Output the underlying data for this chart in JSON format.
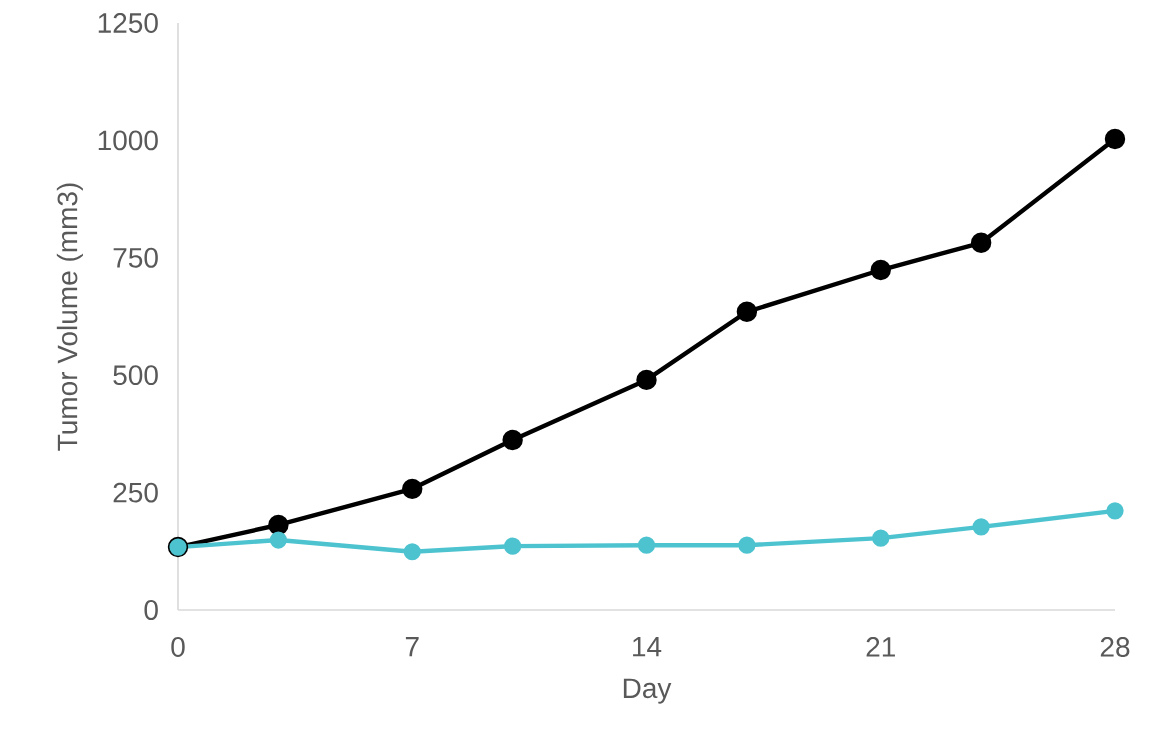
{
  "chart_data": {
    "type": "line",
    "xlabel": "Day",
    "ylabel": "Tumor Volume (mm3)",
    "x": [
      0,
      3,
      7,
      10,
      14,
      17,
      21,
      24,
      28
    ],
    "series": [
      {
        "color": "#000000",
        "values": [
          134,
          181,
          258,
          362,
          490,
          635,
          724,
          782,
          1003
        ]
      },
      {
        "color": "#4ec3d0",
        "values": [
          134,
          149,
          124,
          136,
          138,
          138,
          153,
          177,
          211
        ]
      }
    ],
    "xlim": [
      0,
      28
    ],
    "xticks": [
      0,
      7,
      14,
      21,
      28
    ],
    "ylim": [
      0,
      1250
    ],
    "yticks": [
      0,
      250,
      500,
      750,
      1000,
      1250
    ],
    "marker": "circle",
    "line_style": "solid"
  }
}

### TASK BRIEF
All that is needed is the data above, repeated exactly, without the pictures.

### WRITTEN REPLY
Output the underlying data for this chart in JSON format.
{
  "chart_data": {
    "type": "line",
    "xlabel": "Day",
    "ylabel": "Tumor Volume (mm3)",
    "x": [
      0,
      3,
      7,
      10,
      14,
      17,
      21,
      24,
      28
    ],
    "series": [
      {
        "color": "#000000",
        "values": [
          134,
          181,
          258,
          362,
          490,
          635,
          724,
          782,
          1003
        ]
      },
      {
        "color": "#4ec3d0",
        "values": [
          134,
          149,
          124,
          136,
          138,
          138,
          153,
          177,
          211
        ]
      }
    ],
    "xlim": [
      0,
      28
    ],
    "xticks": [
      0,
      7,
      14,
      21,
      28
    ],
    "ylim": [
      0,
      1250
    ],
    "yticks": [
      0,
      250,
      500,
      750,
      1000,
      1250
    ],
    "marker": "circle",
    "line_style": "solid"
  }
}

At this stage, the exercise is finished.